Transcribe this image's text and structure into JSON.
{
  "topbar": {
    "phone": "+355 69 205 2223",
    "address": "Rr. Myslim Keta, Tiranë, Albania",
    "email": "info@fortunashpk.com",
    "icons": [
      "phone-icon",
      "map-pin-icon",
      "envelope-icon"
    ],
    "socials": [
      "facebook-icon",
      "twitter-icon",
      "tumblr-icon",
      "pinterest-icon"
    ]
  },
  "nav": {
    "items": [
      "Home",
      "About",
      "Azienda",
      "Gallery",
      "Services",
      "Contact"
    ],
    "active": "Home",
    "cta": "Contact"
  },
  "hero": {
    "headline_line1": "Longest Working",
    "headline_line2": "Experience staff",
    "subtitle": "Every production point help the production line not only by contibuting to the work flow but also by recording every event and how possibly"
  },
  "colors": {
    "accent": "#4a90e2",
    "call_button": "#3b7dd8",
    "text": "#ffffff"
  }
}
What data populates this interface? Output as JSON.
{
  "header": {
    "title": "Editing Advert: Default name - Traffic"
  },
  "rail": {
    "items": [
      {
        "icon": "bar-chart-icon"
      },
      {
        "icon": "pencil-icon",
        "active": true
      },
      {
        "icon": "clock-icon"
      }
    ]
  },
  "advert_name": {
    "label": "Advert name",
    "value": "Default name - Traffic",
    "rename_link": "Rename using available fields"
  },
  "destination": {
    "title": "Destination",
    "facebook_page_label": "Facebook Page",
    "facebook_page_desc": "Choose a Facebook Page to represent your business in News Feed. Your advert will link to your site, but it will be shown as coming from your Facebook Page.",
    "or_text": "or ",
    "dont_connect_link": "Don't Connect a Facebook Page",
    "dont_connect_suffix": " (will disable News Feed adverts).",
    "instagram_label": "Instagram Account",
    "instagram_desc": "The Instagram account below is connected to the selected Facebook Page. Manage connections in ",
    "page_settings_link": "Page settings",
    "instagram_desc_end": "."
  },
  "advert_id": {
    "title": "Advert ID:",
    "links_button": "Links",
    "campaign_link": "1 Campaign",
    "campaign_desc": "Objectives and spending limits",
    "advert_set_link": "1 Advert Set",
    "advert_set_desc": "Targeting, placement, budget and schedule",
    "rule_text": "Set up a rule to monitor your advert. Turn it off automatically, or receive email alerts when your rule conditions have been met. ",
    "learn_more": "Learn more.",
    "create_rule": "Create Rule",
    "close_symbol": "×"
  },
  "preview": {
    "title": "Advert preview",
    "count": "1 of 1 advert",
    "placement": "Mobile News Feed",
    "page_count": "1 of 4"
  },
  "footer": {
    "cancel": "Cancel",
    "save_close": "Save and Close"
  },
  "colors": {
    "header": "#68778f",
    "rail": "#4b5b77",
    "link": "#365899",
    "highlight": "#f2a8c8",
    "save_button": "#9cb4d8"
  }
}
----
| TASK STATEMENT |
Find every line with the word "this" and state how many there are, with no other words.

| PROBLEM SOLUTION |
2